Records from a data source
=-=-=-=-=
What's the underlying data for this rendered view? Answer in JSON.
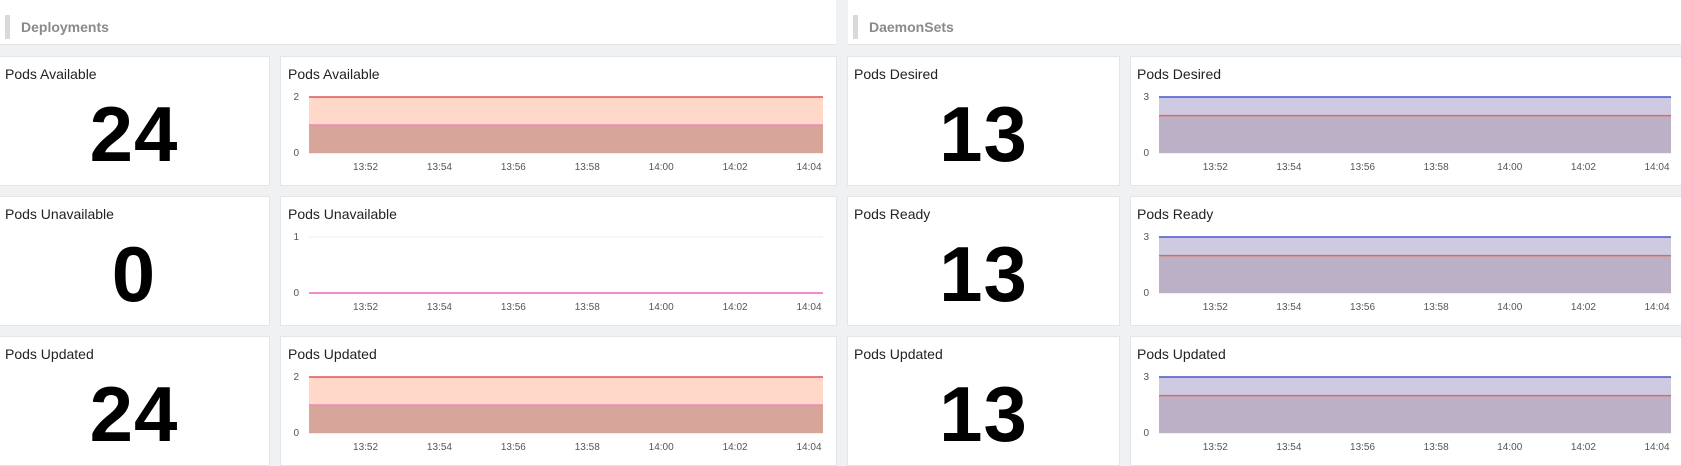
{
  "sections": [
    {
      "title": "Deployments"
    },
    {
      "title": "DaemonSets"
    }
  ],
  "x_ticks": [
    "13:52",
    "13:54",
    "13:56",
    "13:58",
    "14:00",
    "14:02",
    "14:04"
  ],
  "stats": [
    {
      "title": "Pods Available",
      "value": "24"
    },
    {
      "title": "Pods Unavailable",
      "value": "0"
    },
    {
      "title": "Pods Updated",
      "value": "24"
    },
    {
      "title": "Pods Desired",
      "value": "13"
    },
    {
      "title": "Pods Ready",
      "value": "13"
    },
    {
      "title": "Pods Updated",
      "value": "13"
    }
  ],
  "chart_data": [
    {
      "type": "area",
      "title": "Pods Available",
      "x": [
        "13:52",
        "13:54",
        "13:56",
        "13:58",
        "14:00",
        "14:02",
        "14:04"
      ],
      "yticks": [
        "0",
        "2"
      ],
      "ylim": [
        0,
        2
      ],
      "series": [
        {
          "color": "#e05555",
          "fill": "#ffd8ca",
          "values": [
            2,
            2,
            2,
            2,
            2,
            2,
            2
          ]
        },
        {
          "color": "#ee88c0",
          "fill": "#d8a59b",
          "values": [
            1,
            1,
            1,
            1,
            1,
            1,
            1
          ]
        }
      ]
    },
    {
      "type": "area",
      "title": "Pods Unavailable",
      "x": [
        "13:52",
        "13:54",
        "13:56",
        "13:58",
        "14:00",
        "14:02",
        "14:04"
      ],
      "yticks": [
        "0",
        "1"
      ],
      "ylim": [
        0,
        1
      ],
      "series": [
        {
          "color": "#ee66bb",
          "fill": "none",
          "values": [
            0,
            0,
            0,
            0,
            0,
            0,
            0
          ]
        }
      ]
    },
    {
      "type": "area",
      "title": "Pods Updated",
      "x": [
        "13:52",
        "13:54",
        "13:56",
        "13:58",
        "14:00",
        "14:02",
        "14:04"
      ],
      "yticks": [
        "0",
        "2"
      ],
      "ylim": [
        0,
        2
      ],
      "series": [
        {
          "color": "#e05555",
          "fill": "#ffd8ca",
          "values": [
            2,
            2,
            2,
            2,
            2,
            2,
            2
          ]
        },
        {
          "color": "#ee88c0",
          "fill": "#d8a59b",
          "values": [
            1,
            1,
            1,
            1,
            1,
            1,
            1
          ]
        }
      ]
    },
    {
      "type": "area",
      "title": "Pods Desired",
      "x": [
        "13:52",
        "13:54",
        "13:56",
        "13:58",
        "14:00",
        "14:02",
        "14:04"
      ],
      "yticks": [
        "0",
        "3"
      ],
      "ylim": [
        0,
        3
      ],
      "series": [
        {
          "color": "#4a55d0",
          "fill": "#cdcae2",
          "values": [
            3,
            3,
            3,
            3,
            3,
            3,
            3
          ]
        },
        {
          "color": "#e06a5a",
          "fill": "#bcb0c6",
          "values": [
            2,
            2,
            2,
            2,
            2,
            2,
            2
          ]
        }
      ]
    },
    {
      "type": "area",
      "title": "Pods Ready",
      "x": [
        "13:52",
        "13:54",
        "13:56",
        "13:58",
        "14:00",
        "14:02",
        "14:04"
      ],
      "yticks": [
        "0",
        "3"
      ],
      "ylim": [
        0,
        3
      ],
      "series": [
        {
          "color": "#4a55d0",
          "fill": "#cdcae2",
          "values": [
            3,
            3,
            3,
            3,
            3,
            3,
            3
          ]
        },
        {
          "color": "#e06a5a",
          "fill": "#bcb0c6",
          "values": [
            2,
            2,
            2,
            2,
            2,
            2,
            2
          ]
        }
      ]
    },
    {
      "type": "area",
      "title": "Pods Updated",
      "x": [
        "13:52",
        "13:54",
        "13:56",
        "13:58",
        "14:00",
        "14:02",
        "14:04"
      ],
      "yticks": [
        "0",
        "3"
      ],
      "ylim": [
        0,
        3
      ],
      "series": [
        {
          "color": "#4a55d0",
          "fill": "#cdcae2",
          "values": [
            3,
            3,
            3,
            3,
            3,
            3,
            3
          ]
        },
        {
          "color": "#e06a5a",
          "fill": "#bcb0c6",
          "values": [
            2,
            2,
            2,
            2,
            2,
            2,
            2
          ]
        }
      ]
    }
  ]
}
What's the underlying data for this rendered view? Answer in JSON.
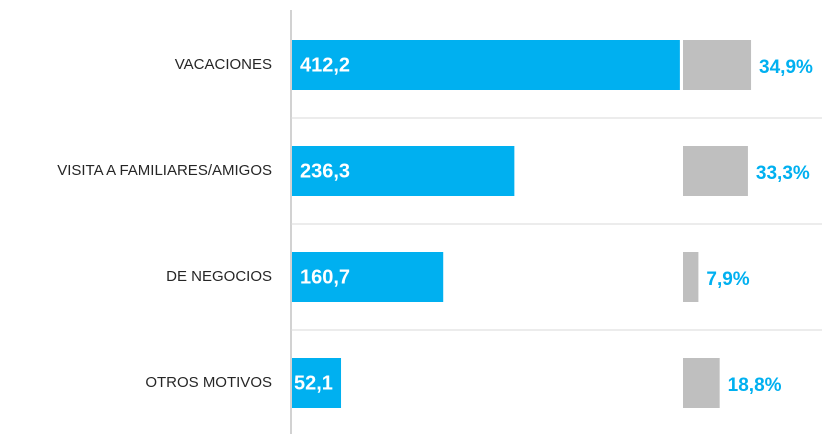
{
  "chart_data": {
    "type": "bar",
    "categories": [
      "VACACIONES",
      "VISITA A FAMILIARES/AMIGOS",
      "DE NEGOCIOS",
      "OTROS MOTIVOS"
    ],
    "series": [
      {
        "color": "#00b0f0",
        "values": [
          412.2,
          236.3,
          160.7,
          52.1
        ],
        "value_labels": [
          "412,2",
          "236,3",
          "160,7",
          "52,1"
        ]
      },
      {
        "color": "#bfbfbf",
        "label_color": "#00b0f0",
        "values": [
          34.9,
          33.3,
          7.9,
          18.8
        ],
        "value_labels": [
          "34,9%",
          "33,3%",
          "7,9%",
          "18,8%"
        ]
      }
    ]
  }
}
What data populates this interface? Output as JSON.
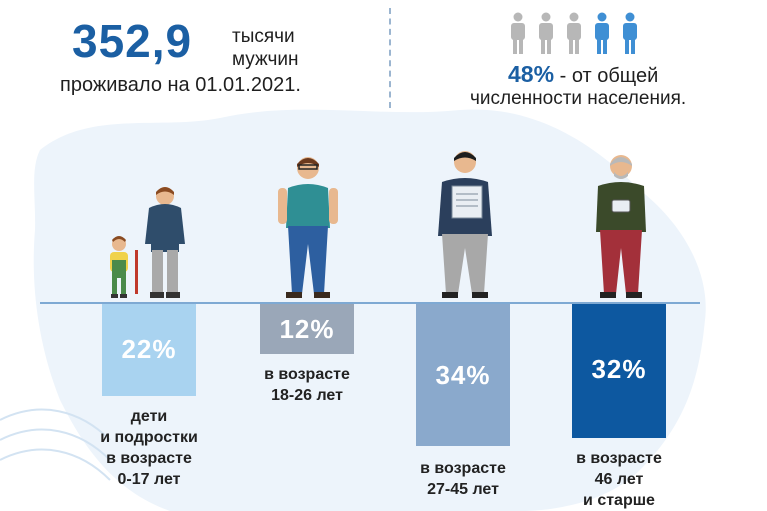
{
  "headline": {
    "number": "352,9",
    "unit_line1": "тысячи",
    "unit_line2": "мужчин",
    "date_text": "проживало на 01.01.2021."
  },
  "share": {
    "value": "48%",
    "text_line1": " - от общей",
    "text_line2": "численности населения."
  },
  "colors": {
    "dark_blue": "#1b5fa3",
    "light_blue": "#a9d3f0",
    "grey_blue": "#9aa7b8",
    "steel_blue": "#8aa9cc",
    "navy": "#0d58a0",
    "icon_grey": "#b7b7b7",
    "icon_blue": "#3f8fd4"
  },
  "groups": [
    {
      "percent_text": "22%",
      "share": 22,
      "label_lines": [
        "дети",
        "и подростки",
        "в возрасте",
        "0-17 лет"
      ]
    },
    {
      "percent_text": "12%",
      "share": 12,
      "label_lines": [
        "в возрасте",
        "18-26 лет"
      ]
    },
    {
      "percent_text": "34%",
      "share": 34,
      "label_lines": [
        "в возрасте",
        "27-45 лет"
      ]
    },
    {
      "percent_text": "32%",
      "share": 32,
      "label_lines": [
        "в возрасте",
        "46 лет",
        "и старше"
      ]
    }
  ],
  "icons": [
    "person-icon",
    "person-icon",
    "person-icon",
    "person-icon",
    "person-icon",
    "child-figure",
    "boy-figure",
    "young-man-figure",
    "man-with-newspaper-figure",
    "old-man-figure"
  ]
}
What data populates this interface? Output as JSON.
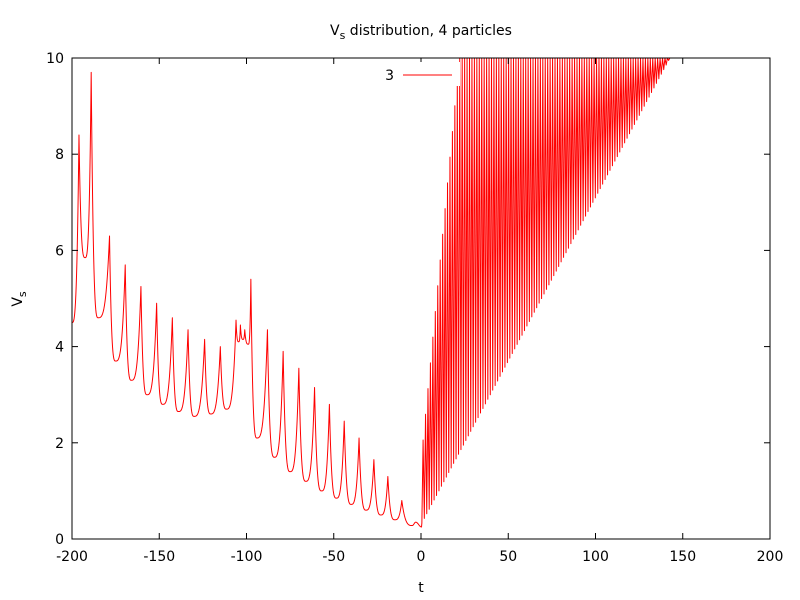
{
  "chart_data": {
    "type": "line",
    "title_main": "V",
    "title_sub": "s",
    "title_rest": " distribution, 4 particles",
    "xlabel": "t",
    "ylabel_main": "V",
    "ylabel_sub": "s",
    "xlim": [
      -200,
      200
    ],
    "ylim": [
      0,
      10
    ],
    "xticks": [
      -200,
      -150,
      -100,
      -50,
      0,
      50,
      100,
      150,
      200
    ],
    "yticks": [
      0,
      2,
      4,
      6,
      8,
      10
    ],
    "xtick_labels": [
      "-200",
      "-150",
      "-100",
      "-50",
      "0",
      "50",
      "100",
      "150",
      "200"
    ],
    "ytick_labels": [
      "0",
      "2",
      "4",
      "6",
      "8",
      "10"
    ],
    "grid": false,
    "legend_position": "top-center",
    "series": [
      {
        "name": "3",
        "color": "#ff0000",
        "regime_negative_t": {
          "peaks_t": [
            -196,
            -189,
            -178.5,
            -169.5,
            -160.5,
            -151.5,
            -142.5,
            -133.5,
            -124,
            -115,
            -106,
            -103.5,
            -101,
            -97.5,
            -88,
            -79,
            -70,
            -61,
            -52.5,
            -44,
            -35.5,
            -27,
            -19,
            -11
          ],
          "peaks_v": [
            8.4,
            9.7,
            6.3,
            5.7,
            5.25,
            4.9,
            4.6,
            4.35,
            4.15,
            4.0,
            4.55,
            4.45,
            4.35,
            5.4,
            4.35,
            3.9,
            3.55,
            3.15,
            2.8,
            2.45,
            2.1,
            1.65,
            1.3,
            0.8
          ],
          "troughs_t": [
            -200,
            -192.5,
            -185,
            -175,
            -166,
            -157,
            -148,
            -139,
            -130,
            -120.5,
            -111.5,
            -104.5,
            -102,
            -99,
            -94,
            -84,
            -75,
            -66,
            -57,
            -48.5,
            -40,
            -31.5,
            -23,
            -15,
            -5,
            -3,
            0.3
          ],
          "troughs_v": [
            4.5,
            5.85,
            4.6,
            3.7,
            3.3,
            3.0,
            2.8,
            2.65,
            2.55,
            2.6,
            2.7,
            4.1,
            4.15,
            4.05,
            2.1,
            1.7,
            1.4,
            1.2,
            1.0,
            0.85,
            0.72,
            0.6,
            0.5,
            0.4,
            0.28,
            0.35,
            0.25
          ]
        },
        "regime_positive_t": {
          "t_start": 0.5,
          "t_end": 147,
          "oscillation_period": 1.4,
          "lower_envelope_start": 0.3,
          "lower_envelope_slope": 0.068,
          "upper_envelope_start": 1.6,
          "upper_envelope_reaches_top_at_t": 22
        }
      }
    ]
  }
}
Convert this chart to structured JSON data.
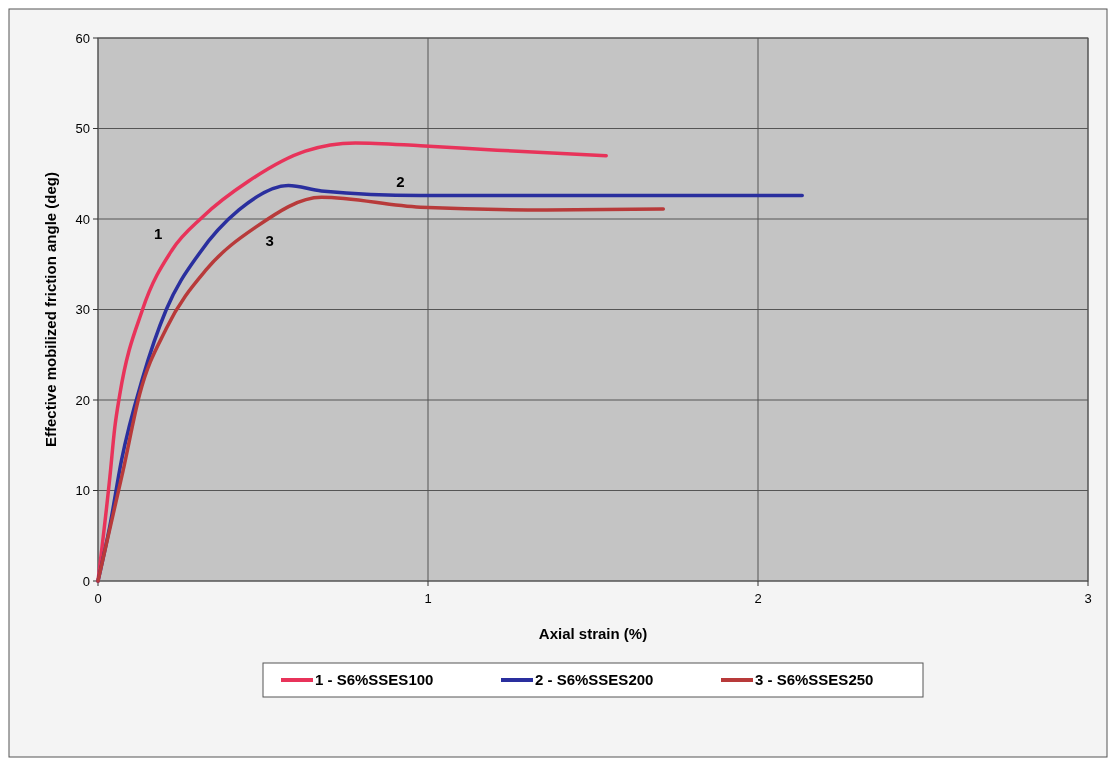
{
  "chart_data": {
    "type": "line",
    "xlabel": "Axial strain (%)",
    "ylabel": "Effective mobilized  friction angle (deg)",
    "xlim": [
      0,
      3
    ],
    "ylim": [
      0,
      60
    ],
    "xticks": [
      0,
      1,
      2,
      3
    ],
    "yticks": [
      0,
      10,
      20,
      30,
      40,
      50,
      60
    ],
    "grid": true,
    "legend": "bottom",
    "marker": "none",
    "line_style": "solid",
    "annotations": [
      "1",
      "2",
      "3"
    ],
    "series": [
      {
        "name": "1 - S6%SSES100",
        "color": "#e8335a",
        "x": [
          0,
          0.036,
          0.051,
          0.066,
          0.135,
          0.225,
          0.316,
          0.457,
          0.628,
          0.78,
          0.977,
          1.21,
          1.54
        ],
        "values": [
          0,
          11.5,
          17,
          20.6,
          30,
          36.6,
          40.2,
          44.2,
          47.5,
          48.4,
          48.1,
          47.6,
          47.0
        ]
      },
      {
        "name": "2 - S6%SSES200",
        "color": "#2a2f9e",
        "x": [
          0,
          0.036,
          0.071,
          0.135,
          0.207,
          0.307,
          0.427,
          0.577,
          0.677,
          0.977,
          1.5,
          2.134
        ],
        "values": [
          0,
          6.1,
          13.3,
          22.4,
          30,
          36.2,
          41,
          43.7,
          43.1,
          42.6,
          42.6,
          42.6
        ]
      },
      {
        "name": "3 - S6%SSES250",
        "color": "#b83a3a",
        "x": [
          0,
          0.026,
          0.076,
          0.126,
          0.207,
          0.328,
          0.478,
          0.677,
          0.977,
          1.36,
          1.713
        ],
        "values": [
          0,
          4.2,
          12.2,
          20.6,
          27.9,
          34.4,
          39.1,
          42.4,
          41.3,
          41.0,
          41.1
        ]
      }
    ]
  }
}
=-=-=-=-=
**Set exercise:** Skip the pictures; extract only the lines from the line with "Convert this chart to structured JSON data." through the final line of the material, exactly as they appear.

**Exercise solution:**
Convert this chart to structured JSON data.
{
  "chart_data": {
    "type": "line",
    "xlabel": "Axial strain (%)",
    "ylabel": "Effective mobilized  friction angle (deg)",
    "xlim": [
      0,
      3
    ],
    "ylim": [
      0,
      60
    ],
    "xticks": [
      0,
      1,
      2,
      3
    ],
    "yticks": [
      0,
      10,
      20,
      30,
      40,
      50,
      60
    ],
    "grid": true,
    "legend": "bottom",
    "marker": "none",
    "line_style": "solid",
    "annotations": [
      "1",
      "2",
      "3"
    ],
    "series": [
      {
        "name": "1 - S6%SSES100",
        "color": "#e8335a",
        "x": [
          0,
          0.036,
          0.051,
          0.066,
          0.135,
          0.225,
          0.316,
          0.457,
          0.628,
          0.78,
          0.977,
          1.21,
          1.54
        ],
        "values": [
          0,
          11.5,
          17,
          20.6,
          30,
          36.6,
          40.2,
          44.2,
          47.5,
          48.4,
          48.1,
          47.6,
          47.0
        ]
      },
      {
        "name": "2 - S6%SSES200",
        "color": "#2a2f9e",
        "x": [
          0,
          0.036,
          0.071,
          0.135,
          0.207,
          0.307,
          0.427,
          0.577,
          0.677,
          0.977,
          1.5,
          2.134
        ],
        "values": [
          0,
          6.1,
          13.3,
          22.4,
          30,
          36.2,
          41,
          43.7,
          43.1,
          42.6,
          42.6,
          42.6
        ]
      },
      {
        "name": "3 - S6%SSES250",
        "color": "#b83a3a",
        "x": [
          0,
          0.026,
          0.076,
          0.126,
          0.207,
          0.328,
          0.478,
          0.677,
          0.977,
          1.36,
          1.713
        ],
        "values": [
          0,
          4.2,
          12.2,
          20.6,
          27.9,
          34.4,
          39.1,
          42.4,
          41.3,
          41.0,
          41.1
        ]
      }
    ]
  }
}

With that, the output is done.